[Chart and figure data]

- - -

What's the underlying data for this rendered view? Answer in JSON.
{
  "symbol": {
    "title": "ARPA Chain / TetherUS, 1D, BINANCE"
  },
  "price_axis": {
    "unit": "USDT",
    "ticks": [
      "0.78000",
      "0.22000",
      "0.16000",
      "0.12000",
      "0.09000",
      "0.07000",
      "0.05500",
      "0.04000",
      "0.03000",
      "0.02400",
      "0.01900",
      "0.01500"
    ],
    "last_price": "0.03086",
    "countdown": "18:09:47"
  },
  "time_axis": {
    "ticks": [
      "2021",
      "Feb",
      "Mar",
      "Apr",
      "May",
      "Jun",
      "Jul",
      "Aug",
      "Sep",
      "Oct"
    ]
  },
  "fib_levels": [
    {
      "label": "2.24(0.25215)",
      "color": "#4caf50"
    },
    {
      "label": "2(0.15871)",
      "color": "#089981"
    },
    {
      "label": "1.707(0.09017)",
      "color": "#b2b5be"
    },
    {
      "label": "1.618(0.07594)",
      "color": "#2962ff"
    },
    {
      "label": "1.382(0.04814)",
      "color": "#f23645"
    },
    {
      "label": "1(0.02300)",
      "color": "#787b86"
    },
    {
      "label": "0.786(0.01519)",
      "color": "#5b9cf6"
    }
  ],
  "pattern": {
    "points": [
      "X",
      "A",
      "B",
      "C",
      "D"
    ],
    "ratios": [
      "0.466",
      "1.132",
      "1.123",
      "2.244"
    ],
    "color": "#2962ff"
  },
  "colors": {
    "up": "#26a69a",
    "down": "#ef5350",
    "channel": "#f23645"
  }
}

- - -

_Task brief:_
How many lines of the listing include the string "label"? Answer with the number alone.

_Solution to this task:_
7